Source data
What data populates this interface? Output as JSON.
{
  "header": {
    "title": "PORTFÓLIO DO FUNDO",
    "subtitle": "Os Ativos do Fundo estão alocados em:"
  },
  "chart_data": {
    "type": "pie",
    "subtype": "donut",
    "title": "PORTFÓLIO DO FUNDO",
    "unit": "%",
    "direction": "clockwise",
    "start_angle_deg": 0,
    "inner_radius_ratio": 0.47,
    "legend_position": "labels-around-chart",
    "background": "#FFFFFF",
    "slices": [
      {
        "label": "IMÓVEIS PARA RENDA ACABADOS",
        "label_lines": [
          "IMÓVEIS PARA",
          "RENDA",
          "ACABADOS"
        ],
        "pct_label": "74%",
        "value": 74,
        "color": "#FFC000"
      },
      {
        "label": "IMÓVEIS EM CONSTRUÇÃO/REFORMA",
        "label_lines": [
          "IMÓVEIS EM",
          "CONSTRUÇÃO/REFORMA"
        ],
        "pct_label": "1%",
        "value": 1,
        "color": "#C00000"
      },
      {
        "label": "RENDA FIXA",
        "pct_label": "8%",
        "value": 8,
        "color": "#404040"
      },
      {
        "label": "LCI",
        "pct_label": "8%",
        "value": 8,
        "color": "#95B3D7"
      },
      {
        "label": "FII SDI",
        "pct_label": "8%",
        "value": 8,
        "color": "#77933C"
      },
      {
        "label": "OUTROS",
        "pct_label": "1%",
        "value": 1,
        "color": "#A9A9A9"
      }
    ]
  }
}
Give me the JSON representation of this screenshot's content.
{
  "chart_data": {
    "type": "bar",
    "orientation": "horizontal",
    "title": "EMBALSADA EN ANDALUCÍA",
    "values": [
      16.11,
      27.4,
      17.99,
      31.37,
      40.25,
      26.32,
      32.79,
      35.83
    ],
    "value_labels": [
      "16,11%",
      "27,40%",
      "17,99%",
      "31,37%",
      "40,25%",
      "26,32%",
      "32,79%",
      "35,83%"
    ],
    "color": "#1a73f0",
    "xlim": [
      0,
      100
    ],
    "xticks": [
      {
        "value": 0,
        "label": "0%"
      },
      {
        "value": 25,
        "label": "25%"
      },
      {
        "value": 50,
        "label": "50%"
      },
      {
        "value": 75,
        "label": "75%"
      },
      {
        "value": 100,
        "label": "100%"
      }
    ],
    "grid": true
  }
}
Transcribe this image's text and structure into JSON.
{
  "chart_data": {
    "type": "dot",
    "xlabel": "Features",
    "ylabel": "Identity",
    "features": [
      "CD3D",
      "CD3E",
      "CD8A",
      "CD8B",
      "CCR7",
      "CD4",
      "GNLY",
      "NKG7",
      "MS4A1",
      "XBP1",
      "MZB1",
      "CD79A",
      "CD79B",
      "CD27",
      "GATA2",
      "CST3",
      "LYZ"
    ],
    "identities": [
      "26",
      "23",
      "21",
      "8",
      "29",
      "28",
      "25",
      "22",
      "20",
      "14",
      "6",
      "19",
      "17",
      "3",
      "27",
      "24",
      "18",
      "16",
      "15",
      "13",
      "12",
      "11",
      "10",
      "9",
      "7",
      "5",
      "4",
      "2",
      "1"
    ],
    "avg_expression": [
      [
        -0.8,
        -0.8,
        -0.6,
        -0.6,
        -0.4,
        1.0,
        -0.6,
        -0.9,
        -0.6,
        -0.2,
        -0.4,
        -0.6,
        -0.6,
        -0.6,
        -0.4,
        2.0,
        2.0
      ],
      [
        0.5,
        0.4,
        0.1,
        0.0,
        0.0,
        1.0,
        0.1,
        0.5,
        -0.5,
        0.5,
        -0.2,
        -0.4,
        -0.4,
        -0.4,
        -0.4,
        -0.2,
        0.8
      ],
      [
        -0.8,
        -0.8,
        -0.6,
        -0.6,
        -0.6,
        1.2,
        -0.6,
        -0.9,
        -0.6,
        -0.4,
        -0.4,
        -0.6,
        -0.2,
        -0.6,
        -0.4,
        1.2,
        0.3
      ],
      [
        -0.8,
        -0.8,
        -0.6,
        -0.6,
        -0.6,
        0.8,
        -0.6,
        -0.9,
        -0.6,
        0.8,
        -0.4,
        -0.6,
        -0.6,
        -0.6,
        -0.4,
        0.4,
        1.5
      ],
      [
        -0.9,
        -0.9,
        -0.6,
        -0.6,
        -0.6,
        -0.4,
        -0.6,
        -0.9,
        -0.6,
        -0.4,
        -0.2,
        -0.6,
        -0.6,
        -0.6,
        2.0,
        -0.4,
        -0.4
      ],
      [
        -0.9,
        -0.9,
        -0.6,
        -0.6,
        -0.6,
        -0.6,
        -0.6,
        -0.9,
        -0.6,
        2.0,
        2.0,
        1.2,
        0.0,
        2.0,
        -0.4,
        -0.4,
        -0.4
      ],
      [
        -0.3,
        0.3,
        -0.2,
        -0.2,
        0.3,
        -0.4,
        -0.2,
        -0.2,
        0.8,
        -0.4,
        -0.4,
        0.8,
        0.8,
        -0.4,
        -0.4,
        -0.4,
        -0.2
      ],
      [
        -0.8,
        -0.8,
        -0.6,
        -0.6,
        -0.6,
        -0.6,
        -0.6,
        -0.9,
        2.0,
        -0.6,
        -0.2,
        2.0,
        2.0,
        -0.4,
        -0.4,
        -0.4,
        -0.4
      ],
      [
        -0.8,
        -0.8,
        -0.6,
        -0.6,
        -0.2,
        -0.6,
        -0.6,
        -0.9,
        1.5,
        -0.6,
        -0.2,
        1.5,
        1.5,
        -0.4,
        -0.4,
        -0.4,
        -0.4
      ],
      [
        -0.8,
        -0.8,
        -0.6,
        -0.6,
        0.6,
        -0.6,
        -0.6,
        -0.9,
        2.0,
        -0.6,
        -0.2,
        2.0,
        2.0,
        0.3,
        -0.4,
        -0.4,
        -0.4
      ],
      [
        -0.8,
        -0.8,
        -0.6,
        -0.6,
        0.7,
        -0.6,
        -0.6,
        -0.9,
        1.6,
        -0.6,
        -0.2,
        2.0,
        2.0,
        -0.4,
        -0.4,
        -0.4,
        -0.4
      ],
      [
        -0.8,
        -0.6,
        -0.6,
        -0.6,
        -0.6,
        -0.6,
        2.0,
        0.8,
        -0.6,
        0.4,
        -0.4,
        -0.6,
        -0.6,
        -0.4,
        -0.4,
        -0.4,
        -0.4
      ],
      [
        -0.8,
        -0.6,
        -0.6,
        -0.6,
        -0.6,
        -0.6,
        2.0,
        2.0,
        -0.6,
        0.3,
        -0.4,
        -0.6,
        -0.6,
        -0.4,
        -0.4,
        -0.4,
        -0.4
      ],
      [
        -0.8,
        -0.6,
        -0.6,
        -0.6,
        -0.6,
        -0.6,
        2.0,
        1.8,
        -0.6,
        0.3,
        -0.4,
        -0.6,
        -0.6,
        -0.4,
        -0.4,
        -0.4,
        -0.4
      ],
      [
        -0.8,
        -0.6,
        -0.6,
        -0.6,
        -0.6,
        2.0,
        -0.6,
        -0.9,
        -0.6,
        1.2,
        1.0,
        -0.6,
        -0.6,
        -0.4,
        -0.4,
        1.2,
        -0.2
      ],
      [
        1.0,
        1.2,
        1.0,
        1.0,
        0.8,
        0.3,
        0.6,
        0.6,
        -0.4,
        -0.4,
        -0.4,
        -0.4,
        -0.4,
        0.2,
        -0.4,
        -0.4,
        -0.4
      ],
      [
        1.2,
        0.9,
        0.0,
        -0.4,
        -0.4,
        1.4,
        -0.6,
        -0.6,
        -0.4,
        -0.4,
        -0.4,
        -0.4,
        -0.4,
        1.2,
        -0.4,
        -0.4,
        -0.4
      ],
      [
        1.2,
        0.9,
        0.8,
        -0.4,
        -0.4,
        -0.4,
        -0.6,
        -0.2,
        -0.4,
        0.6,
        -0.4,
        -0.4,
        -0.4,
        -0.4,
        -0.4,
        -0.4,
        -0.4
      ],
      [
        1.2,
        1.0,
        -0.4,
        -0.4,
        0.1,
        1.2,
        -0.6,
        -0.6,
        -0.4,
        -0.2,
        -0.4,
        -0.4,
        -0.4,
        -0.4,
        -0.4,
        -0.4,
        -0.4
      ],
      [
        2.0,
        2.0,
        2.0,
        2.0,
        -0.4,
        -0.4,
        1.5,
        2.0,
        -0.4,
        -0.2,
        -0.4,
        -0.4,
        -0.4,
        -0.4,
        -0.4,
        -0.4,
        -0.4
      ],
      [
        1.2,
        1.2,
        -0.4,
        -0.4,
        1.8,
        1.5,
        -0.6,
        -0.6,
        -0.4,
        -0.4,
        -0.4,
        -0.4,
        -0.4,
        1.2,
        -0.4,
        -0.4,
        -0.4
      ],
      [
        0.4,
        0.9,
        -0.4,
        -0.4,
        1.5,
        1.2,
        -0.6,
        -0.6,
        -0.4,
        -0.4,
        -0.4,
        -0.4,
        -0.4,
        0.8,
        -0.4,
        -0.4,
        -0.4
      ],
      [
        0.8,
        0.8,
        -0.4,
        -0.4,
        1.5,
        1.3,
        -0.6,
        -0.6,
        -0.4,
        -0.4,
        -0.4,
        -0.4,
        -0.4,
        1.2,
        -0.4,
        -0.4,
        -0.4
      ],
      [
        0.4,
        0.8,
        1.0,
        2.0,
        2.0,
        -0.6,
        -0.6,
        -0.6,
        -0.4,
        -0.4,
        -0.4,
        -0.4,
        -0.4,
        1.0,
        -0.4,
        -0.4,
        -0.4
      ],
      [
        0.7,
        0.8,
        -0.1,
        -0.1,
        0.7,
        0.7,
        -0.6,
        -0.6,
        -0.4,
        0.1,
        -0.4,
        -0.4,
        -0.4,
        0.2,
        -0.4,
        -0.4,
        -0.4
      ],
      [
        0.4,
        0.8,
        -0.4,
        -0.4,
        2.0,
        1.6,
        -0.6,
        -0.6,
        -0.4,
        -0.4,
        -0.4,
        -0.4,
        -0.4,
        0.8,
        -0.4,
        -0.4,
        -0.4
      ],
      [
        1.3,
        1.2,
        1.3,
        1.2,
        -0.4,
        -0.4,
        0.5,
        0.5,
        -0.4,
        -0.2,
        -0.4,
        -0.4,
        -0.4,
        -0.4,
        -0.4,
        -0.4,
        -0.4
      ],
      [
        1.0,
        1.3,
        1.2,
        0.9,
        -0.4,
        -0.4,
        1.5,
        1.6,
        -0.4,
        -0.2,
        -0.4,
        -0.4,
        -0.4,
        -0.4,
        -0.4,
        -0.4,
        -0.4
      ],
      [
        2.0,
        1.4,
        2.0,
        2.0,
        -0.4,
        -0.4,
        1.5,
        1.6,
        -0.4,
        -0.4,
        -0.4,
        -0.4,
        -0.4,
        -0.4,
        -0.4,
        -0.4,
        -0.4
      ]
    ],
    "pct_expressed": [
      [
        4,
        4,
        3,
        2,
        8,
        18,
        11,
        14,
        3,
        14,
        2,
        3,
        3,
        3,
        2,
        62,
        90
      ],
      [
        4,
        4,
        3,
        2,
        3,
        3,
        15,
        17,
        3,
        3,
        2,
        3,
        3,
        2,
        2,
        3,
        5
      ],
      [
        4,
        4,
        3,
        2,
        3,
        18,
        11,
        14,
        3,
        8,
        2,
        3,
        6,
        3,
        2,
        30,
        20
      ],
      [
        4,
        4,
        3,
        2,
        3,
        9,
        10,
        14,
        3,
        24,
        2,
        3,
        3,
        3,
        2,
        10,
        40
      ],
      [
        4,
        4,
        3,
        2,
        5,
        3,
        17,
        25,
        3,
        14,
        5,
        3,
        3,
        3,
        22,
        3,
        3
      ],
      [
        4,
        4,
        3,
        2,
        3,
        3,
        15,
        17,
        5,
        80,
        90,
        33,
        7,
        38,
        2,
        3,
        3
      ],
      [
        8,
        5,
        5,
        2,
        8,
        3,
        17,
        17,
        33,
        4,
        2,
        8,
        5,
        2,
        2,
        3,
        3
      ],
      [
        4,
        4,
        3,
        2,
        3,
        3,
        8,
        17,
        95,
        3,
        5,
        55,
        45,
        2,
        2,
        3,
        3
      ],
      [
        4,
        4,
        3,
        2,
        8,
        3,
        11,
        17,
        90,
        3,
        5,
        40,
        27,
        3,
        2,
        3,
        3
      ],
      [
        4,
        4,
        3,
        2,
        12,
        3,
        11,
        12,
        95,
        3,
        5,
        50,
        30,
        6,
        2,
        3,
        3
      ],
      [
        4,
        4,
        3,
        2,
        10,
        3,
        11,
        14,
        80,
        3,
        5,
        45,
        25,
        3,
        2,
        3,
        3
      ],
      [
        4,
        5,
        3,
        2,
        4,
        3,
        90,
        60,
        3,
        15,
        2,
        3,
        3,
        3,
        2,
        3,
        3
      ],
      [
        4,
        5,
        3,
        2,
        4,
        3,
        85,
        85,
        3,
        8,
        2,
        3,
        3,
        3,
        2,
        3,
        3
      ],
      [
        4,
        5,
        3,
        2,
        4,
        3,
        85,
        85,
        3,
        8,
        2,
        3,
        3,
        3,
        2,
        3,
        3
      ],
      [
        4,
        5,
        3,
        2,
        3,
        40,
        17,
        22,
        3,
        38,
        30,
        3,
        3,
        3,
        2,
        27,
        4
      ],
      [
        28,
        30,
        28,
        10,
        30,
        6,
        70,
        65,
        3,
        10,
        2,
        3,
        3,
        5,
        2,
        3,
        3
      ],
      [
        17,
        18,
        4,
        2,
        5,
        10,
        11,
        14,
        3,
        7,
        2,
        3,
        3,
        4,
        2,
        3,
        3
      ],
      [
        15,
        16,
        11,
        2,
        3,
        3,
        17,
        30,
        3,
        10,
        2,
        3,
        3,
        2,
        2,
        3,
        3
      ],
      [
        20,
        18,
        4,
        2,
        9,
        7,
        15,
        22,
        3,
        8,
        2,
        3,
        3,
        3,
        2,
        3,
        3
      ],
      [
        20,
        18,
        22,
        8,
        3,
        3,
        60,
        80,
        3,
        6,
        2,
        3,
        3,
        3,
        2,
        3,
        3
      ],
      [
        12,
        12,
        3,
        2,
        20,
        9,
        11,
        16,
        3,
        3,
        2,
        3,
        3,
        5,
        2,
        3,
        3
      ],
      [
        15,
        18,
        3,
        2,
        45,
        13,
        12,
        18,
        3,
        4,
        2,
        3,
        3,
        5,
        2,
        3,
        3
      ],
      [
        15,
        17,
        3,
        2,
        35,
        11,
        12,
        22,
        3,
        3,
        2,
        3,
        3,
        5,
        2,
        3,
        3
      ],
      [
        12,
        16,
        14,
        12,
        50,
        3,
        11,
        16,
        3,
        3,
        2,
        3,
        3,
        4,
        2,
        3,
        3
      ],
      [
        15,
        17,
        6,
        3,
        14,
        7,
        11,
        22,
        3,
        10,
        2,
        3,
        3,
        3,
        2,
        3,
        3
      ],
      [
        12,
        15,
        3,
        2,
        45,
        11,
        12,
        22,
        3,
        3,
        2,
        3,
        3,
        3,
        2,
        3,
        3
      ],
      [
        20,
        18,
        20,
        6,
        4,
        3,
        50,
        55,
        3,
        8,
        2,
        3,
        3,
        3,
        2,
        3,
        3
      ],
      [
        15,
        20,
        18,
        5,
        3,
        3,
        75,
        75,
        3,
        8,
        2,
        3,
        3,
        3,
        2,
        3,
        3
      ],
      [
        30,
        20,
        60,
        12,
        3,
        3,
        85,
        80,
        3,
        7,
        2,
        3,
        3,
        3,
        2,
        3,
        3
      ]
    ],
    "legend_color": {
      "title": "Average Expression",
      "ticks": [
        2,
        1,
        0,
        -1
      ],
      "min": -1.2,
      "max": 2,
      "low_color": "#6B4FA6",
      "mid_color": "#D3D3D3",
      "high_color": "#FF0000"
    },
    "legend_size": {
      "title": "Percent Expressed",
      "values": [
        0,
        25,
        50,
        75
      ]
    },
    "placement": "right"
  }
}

PROBLEM STATEMENT: Select all lines with the word "CONSTRUÇÃO" from the entries above.

COMPLETE OUTPUT:
        "label": "IMÓVEIS EM CONSTRUÇÃO/REFORMA",
          "CONSTRUÇÃO/REFORMA"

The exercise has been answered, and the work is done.